* Directions
Go through the material below and copy all lines with "content".
== Stored rows ==
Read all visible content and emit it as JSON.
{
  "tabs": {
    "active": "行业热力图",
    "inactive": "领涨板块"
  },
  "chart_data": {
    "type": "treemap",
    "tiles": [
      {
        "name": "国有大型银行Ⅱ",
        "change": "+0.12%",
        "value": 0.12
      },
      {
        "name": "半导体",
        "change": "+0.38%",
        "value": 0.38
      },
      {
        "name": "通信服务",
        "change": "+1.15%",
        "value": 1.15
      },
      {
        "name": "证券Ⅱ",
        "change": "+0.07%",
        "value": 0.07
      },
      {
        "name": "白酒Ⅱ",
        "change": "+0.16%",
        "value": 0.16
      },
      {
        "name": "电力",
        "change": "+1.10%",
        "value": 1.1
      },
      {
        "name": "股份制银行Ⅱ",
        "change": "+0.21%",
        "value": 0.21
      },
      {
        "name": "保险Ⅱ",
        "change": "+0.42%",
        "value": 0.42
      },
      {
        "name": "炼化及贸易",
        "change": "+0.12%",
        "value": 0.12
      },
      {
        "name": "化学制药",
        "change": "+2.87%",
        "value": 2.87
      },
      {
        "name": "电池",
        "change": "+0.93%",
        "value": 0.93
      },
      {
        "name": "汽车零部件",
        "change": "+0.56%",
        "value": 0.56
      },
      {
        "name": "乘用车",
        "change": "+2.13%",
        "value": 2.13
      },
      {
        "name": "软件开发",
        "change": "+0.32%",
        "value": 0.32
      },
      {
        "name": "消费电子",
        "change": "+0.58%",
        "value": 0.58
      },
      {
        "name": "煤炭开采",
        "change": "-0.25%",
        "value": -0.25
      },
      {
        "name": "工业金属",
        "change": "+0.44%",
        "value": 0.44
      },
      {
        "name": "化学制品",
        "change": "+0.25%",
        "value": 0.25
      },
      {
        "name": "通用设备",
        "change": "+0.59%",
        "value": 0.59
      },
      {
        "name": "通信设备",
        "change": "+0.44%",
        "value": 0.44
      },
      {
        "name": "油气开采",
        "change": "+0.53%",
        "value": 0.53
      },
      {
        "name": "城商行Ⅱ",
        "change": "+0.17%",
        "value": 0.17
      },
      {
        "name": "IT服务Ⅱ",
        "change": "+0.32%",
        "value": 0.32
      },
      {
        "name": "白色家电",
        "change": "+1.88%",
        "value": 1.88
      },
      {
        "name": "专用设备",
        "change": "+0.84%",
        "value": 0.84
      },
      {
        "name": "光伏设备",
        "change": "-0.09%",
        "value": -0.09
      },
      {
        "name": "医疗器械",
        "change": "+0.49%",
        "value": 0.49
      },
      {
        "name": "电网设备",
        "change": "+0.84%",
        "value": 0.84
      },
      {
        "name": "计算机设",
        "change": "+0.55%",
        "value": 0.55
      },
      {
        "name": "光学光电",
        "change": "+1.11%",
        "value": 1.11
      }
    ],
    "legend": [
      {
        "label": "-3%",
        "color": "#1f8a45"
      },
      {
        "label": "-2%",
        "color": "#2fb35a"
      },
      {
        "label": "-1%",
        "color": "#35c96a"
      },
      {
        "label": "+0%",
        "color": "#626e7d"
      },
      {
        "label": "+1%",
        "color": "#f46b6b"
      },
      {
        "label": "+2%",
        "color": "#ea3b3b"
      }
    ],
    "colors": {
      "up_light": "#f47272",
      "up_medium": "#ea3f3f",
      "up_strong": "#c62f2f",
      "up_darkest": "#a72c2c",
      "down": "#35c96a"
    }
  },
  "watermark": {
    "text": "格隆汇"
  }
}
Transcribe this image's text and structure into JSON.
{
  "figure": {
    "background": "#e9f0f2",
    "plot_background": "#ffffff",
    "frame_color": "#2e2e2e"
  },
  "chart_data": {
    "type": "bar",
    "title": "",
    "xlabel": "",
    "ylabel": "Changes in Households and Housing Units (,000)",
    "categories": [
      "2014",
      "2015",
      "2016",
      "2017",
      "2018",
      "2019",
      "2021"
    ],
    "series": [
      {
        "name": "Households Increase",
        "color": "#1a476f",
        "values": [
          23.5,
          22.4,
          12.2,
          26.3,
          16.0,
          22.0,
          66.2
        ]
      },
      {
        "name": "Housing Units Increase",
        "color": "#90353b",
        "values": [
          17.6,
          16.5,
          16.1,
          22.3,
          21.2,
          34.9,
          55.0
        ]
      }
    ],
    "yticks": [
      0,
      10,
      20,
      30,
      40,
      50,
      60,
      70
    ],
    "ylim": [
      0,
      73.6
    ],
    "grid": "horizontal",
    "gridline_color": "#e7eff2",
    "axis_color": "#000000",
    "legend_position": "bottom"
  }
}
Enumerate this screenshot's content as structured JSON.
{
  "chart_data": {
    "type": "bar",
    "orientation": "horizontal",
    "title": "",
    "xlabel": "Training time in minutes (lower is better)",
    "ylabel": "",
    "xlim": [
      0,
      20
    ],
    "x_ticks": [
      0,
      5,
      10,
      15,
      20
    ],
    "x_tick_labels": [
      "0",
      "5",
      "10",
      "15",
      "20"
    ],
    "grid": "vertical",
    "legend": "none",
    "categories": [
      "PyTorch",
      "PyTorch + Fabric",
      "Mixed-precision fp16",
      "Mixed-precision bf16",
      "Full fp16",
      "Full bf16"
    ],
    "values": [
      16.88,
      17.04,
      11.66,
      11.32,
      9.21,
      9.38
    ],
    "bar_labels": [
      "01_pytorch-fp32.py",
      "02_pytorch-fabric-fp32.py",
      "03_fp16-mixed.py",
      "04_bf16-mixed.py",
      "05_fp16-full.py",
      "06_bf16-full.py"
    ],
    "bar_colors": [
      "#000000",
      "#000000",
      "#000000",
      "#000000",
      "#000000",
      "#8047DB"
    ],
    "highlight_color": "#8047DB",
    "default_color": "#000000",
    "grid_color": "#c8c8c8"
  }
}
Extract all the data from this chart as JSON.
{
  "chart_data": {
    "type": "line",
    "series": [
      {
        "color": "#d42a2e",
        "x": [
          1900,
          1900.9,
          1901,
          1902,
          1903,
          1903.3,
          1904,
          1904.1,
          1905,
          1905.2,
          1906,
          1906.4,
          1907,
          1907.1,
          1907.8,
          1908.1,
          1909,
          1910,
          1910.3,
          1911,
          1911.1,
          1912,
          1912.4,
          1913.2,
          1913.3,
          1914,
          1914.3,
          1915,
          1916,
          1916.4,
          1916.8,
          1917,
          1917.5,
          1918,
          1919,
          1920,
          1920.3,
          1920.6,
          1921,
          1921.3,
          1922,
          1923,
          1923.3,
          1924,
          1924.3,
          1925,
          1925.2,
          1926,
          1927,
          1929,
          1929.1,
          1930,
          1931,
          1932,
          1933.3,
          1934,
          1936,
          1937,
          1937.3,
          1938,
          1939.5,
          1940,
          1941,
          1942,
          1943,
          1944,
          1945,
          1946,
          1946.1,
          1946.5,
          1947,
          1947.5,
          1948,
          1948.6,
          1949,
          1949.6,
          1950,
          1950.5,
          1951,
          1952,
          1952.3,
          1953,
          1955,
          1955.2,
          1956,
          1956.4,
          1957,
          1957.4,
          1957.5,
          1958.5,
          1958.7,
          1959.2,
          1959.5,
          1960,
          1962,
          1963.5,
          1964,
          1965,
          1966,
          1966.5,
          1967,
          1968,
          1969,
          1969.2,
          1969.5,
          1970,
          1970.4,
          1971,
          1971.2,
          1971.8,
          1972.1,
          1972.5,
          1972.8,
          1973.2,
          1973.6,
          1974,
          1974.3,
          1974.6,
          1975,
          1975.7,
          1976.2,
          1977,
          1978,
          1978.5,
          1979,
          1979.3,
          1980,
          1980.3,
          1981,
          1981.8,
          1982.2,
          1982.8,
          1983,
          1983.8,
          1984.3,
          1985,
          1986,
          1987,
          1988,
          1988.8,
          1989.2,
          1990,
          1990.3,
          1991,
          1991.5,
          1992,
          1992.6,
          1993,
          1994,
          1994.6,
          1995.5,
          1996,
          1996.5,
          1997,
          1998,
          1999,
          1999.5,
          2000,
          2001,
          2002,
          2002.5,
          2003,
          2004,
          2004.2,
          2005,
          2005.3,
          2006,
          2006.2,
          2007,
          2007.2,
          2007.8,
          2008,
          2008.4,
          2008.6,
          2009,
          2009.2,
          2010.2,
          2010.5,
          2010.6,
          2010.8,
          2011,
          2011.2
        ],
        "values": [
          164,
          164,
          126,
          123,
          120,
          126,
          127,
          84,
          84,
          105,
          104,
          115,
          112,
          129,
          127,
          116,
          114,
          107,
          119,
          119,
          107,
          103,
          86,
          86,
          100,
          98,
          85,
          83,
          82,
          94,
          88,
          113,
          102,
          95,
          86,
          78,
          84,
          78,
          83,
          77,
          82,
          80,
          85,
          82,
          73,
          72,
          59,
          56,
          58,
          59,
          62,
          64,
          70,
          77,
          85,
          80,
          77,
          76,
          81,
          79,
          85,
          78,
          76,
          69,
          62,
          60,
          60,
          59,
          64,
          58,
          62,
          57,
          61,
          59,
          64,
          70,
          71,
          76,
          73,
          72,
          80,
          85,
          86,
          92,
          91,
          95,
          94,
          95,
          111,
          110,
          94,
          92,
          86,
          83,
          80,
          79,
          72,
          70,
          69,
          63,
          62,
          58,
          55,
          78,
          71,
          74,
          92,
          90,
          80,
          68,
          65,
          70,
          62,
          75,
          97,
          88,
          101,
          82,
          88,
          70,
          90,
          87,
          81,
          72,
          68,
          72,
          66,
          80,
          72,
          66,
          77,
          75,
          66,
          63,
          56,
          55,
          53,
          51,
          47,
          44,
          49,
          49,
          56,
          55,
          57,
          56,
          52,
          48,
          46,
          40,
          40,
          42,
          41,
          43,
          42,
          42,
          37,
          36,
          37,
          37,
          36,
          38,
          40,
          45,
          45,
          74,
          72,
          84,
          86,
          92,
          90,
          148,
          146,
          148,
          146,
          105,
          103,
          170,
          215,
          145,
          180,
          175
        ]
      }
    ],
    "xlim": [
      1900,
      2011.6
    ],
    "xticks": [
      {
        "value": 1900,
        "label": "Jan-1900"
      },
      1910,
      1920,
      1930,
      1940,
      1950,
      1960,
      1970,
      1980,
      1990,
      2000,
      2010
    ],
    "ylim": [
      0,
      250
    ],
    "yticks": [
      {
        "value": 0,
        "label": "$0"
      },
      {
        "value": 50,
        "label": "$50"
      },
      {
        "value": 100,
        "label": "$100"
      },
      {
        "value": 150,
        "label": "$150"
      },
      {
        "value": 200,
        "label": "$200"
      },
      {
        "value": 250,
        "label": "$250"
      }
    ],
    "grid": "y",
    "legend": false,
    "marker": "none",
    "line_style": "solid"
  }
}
===
* Output of the exercise
Read all visible content and emit it as JSON.
Enumerate this screenshot's content as structured JSON.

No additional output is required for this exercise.